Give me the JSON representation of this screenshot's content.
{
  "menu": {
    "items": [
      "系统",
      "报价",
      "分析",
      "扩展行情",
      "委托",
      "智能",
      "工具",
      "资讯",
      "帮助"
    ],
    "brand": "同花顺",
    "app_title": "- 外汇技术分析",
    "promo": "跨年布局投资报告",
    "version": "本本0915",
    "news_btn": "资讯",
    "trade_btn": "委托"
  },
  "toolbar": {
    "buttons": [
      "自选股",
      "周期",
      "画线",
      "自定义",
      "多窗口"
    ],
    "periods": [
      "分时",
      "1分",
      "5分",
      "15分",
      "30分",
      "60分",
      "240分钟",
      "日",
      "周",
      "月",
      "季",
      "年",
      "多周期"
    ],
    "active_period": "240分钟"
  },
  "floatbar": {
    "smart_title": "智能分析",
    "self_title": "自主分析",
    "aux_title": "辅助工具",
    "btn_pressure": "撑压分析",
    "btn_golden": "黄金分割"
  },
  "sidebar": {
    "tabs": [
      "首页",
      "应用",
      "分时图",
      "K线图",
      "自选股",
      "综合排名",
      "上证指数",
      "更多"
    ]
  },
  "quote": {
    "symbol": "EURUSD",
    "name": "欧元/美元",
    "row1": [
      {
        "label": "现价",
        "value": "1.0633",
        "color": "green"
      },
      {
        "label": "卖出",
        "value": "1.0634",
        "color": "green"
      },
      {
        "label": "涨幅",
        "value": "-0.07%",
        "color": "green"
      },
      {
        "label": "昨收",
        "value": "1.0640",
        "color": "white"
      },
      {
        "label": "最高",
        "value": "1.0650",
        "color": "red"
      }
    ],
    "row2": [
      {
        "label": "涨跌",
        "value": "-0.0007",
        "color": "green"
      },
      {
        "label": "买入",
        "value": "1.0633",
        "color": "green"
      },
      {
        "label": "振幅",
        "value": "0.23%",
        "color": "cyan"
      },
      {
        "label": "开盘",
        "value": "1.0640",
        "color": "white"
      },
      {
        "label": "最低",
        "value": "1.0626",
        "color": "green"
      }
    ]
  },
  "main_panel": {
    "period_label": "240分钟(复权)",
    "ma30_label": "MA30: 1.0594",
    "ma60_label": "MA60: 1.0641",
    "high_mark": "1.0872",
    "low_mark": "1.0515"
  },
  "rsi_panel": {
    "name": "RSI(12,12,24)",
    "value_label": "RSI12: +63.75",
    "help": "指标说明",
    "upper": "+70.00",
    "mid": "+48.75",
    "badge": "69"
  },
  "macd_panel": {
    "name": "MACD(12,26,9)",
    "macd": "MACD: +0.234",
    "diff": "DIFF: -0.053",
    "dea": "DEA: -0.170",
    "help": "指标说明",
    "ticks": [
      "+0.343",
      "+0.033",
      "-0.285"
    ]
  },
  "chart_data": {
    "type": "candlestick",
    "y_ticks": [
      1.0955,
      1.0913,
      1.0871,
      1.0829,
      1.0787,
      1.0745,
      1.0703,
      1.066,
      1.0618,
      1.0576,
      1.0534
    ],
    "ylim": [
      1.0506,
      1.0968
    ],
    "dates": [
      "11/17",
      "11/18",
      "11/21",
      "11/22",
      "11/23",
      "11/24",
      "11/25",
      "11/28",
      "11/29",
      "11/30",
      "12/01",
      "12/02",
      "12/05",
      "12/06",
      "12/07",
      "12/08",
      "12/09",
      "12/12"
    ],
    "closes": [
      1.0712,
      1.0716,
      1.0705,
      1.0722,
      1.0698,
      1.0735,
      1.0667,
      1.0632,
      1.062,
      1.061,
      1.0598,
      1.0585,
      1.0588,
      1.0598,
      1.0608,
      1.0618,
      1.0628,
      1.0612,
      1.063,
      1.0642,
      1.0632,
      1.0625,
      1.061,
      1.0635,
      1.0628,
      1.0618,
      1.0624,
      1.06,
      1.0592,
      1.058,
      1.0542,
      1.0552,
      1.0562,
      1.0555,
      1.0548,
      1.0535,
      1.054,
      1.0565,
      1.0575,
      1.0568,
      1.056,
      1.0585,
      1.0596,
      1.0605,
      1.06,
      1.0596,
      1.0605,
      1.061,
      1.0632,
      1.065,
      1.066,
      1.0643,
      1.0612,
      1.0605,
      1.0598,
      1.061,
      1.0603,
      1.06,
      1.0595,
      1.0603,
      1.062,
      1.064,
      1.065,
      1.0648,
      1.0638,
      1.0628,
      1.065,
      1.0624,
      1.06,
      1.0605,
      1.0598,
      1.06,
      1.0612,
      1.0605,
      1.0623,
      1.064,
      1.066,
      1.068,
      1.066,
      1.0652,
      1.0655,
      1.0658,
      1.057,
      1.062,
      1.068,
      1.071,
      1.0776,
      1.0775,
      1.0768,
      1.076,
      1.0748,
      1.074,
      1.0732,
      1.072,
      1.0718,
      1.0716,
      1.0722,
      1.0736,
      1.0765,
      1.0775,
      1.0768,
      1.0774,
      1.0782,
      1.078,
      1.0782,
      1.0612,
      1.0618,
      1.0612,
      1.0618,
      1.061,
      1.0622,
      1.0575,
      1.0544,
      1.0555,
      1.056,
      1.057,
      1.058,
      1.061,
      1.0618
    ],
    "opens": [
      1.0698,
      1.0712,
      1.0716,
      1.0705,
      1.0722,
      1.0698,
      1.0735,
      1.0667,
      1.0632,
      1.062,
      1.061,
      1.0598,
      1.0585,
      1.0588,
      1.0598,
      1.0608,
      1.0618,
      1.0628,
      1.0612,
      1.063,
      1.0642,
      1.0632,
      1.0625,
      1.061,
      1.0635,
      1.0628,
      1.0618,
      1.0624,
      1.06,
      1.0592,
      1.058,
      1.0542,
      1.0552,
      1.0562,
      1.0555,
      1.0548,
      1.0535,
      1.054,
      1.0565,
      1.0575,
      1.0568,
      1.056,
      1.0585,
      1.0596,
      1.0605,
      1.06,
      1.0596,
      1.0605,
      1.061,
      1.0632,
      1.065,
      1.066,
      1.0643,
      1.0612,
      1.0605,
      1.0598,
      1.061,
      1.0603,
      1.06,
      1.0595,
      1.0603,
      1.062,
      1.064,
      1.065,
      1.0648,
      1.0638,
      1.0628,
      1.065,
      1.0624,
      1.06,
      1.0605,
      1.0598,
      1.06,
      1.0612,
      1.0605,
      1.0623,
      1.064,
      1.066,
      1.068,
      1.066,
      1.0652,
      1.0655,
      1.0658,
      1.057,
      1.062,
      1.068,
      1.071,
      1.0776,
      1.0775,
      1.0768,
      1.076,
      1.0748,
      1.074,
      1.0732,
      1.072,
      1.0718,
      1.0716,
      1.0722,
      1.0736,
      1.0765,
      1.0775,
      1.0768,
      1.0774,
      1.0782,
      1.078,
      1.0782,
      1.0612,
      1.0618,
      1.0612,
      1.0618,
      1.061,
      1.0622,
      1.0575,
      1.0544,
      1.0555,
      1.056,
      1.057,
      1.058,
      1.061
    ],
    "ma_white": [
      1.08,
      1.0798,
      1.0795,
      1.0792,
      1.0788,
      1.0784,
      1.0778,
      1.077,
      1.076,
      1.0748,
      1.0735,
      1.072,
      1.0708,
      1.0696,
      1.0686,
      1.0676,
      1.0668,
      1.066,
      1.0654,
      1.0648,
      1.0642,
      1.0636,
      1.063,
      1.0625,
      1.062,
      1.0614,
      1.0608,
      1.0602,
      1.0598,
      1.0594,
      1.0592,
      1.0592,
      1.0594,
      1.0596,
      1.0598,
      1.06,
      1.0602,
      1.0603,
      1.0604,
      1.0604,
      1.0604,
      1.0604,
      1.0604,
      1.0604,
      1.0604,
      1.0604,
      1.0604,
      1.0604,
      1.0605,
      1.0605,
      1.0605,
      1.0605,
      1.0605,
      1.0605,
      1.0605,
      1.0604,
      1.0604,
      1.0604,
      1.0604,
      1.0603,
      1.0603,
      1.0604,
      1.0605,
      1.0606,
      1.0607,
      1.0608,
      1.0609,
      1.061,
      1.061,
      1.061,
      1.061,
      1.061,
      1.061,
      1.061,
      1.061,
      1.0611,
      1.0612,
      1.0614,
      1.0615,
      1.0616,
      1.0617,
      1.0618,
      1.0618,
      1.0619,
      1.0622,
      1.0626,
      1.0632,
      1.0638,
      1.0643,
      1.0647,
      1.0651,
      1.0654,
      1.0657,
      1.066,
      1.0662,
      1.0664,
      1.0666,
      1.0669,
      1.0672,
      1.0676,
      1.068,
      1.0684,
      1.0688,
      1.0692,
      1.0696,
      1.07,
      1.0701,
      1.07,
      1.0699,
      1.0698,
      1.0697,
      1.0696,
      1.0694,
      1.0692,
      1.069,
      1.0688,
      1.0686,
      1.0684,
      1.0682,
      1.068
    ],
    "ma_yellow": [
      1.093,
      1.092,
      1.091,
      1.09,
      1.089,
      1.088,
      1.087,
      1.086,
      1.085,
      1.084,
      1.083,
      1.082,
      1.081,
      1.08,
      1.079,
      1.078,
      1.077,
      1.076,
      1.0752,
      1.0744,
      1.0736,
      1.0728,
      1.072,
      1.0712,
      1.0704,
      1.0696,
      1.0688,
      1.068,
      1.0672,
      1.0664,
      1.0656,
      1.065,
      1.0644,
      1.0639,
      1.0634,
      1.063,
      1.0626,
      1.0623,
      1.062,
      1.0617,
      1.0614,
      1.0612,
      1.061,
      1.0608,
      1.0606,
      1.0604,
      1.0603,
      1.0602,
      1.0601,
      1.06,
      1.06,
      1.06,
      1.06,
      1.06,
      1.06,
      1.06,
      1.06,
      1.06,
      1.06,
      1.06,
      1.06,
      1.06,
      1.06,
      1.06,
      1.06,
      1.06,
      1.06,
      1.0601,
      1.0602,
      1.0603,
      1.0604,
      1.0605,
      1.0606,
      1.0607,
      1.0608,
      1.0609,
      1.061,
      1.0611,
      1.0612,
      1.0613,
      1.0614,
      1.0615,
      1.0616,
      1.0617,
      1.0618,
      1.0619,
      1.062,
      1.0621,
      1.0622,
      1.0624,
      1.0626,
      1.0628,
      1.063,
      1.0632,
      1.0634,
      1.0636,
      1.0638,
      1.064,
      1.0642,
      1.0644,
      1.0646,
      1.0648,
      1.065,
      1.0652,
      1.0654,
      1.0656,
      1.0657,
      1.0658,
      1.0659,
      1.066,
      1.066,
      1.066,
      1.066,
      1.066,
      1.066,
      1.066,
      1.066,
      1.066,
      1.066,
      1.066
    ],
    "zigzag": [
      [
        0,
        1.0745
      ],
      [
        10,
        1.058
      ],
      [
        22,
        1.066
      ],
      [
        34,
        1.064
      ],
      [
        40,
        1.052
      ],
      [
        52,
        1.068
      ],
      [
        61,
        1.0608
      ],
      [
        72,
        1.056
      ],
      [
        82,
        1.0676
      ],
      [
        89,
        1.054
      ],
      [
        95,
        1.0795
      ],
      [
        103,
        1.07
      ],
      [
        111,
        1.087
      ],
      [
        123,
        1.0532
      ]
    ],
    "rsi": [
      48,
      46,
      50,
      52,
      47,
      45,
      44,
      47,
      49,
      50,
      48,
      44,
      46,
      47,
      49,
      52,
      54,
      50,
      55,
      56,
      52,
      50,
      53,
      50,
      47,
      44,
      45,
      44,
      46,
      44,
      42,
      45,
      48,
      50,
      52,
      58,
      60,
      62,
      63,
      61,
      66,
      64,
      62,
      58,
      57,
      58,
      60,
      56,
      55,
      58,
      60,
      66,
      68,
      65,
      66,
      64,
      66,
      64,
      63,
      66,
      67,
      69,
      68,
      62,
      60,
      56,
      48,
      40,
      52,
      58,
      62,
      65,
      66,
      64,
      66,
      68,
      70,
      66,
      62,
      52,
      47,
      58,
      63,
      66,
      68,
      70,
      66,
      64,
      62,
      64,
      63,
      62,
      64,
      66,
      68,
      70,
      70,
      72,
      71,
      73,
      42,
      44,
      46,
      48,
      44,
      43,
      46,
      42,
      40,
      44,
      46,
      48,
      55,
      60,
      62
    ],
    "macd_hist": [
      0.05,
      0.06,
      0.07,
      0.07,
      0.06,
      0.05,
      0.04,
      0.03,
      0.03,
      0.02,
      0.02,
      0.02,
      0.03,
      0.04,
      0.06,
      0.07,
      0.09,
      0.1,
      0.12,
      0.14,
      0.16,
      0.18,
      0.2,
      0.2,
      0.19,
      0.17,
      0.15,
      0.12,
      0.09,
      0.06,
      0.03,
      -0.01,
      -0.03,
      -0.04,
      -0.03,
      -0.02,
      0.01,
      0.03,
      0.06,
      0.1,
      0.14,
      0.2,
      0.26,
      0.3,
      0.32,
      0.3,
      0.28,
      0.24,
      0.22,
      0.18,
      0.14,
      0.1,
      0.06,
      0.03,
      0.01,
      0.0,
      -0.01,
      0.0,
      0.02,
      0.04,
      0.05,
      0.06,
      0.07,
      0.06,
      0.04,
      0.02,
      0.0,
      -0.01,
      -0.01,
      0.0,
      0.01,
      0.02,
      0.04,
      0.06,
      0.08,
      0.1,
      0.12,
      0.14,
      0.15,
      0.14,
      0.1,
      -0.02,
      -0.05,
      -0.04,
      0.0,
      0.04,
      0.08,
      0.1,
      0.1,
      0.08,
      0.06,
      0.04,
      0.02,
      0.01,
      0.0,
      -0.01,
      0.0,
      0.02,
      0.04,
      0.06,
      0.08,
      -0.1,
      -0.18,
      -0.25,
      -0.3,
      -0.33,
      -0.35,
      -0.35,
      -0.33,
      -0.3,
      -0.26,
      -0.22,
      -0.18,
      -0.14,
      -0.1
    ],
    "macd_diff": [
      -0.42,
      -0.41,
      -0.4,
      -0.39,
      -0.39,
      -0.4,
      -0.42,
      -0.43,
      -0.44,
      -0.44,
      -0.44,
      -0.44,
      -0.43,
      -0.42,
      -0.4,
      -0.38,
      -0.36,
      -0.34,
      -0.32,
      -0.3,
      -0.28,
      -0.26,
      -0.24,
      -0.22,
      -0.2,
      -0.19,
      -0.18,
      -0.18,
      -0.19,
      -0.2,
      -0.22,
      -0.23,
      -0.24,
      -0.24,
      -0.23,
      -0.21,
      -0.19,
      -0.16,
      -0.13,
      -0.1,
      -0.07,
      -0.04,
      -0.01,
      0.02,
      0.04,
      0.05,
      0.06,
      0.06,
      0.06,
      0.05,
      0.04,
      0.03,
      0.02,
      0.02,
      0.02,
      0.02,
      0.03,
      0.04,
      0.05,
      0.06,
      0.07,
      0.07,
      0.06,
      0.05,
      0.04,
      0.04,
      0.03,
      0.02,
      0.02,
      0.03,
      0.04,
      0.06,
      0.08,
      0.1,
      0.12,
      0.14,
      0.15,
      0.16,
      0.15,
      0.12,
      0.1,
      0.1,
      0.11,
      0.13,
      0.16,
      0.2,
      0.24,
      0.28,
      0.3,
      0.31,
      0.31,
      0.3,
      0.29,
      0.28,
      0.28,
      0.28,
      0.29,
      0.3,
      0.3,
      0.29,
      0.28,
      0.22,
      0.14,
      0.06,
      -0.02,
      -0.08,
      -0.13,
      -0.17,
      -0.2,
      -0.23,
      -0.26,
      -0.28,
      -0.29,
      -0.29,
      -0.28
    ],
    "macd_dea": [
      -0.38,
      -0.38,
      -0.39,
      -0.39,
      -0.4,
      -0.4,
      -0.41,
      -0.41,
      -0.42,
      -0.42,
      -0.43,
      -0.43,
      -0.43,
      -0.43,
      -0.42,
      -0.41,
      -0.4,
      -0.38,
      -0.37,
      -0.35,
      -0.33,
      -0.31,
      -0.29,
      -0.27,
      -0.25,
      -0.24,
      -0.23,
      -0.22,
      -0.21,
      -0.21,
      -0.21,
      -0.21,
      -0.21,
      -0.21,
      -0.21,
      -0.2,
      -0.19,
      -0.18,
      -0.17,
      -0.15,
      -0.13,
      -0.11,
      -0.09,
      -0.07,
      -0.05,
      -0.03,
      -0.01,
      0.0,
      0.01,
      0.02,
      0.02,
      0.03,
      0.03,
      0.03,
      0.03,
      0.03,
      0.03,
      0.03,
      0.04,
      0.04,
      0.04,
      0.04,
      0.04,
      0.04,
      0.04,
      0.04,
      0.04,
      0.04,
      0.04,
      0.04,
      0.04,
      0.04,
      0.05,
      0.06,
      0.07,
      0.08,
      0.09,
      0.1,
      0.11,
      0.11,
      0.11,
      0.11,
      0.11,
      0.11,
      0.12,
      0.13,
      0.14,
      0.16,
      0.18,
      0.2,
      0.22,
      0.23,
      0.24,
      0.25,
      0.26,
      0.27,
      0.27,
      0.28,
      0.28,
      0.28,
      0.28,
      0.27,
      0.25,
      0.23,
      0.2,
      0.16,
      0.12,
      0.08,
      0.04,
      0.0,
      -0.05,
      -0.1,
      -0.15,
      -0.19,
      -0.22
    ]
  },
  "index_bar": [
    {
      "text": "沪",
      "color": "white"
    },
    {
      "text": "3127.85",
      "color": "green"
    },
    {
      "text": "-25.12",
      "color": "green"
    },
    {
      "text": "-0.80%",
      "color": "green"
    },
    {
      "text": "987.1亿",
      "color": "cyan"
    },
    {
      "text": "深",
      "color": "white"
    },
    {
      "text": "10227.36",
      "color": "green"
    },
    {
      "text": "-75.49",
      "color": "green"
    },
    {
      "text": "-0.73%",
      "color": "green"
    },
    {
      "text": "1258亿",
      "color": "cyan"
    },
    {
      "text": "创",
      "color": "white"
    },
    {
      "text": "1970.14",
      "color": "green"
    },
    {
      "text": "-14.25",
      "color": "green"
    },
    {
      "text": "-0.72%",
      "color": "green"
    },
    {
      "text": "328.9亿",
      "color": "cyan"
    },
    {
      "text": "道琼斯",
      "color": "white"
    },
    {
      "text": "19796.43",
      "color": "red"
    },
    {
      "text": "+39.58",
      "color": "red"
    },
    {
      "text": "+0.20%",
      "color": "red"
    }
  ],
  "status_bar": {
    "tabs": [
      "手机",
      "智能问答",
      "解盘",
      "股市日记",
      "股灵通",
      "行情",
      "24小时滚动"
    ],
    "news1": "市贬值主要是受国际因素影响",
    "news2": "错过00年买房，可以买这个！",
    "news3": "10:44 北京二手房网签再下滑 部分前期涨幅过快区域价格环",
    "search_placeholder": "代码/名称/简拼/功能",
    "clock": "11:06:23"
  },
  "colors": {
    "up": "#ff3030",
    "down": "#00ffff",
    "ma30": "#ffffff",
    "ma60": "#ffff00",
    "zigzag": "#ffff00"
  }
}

◆ **TASK REQUIREMENTS**
Search the lines for "name". Copy each line that has it.

◆ **SOLUTION**
    "name": "欧元/美元",
    "name": "RSI(12,12,24)",
    "name": "MACD(12,26,9)",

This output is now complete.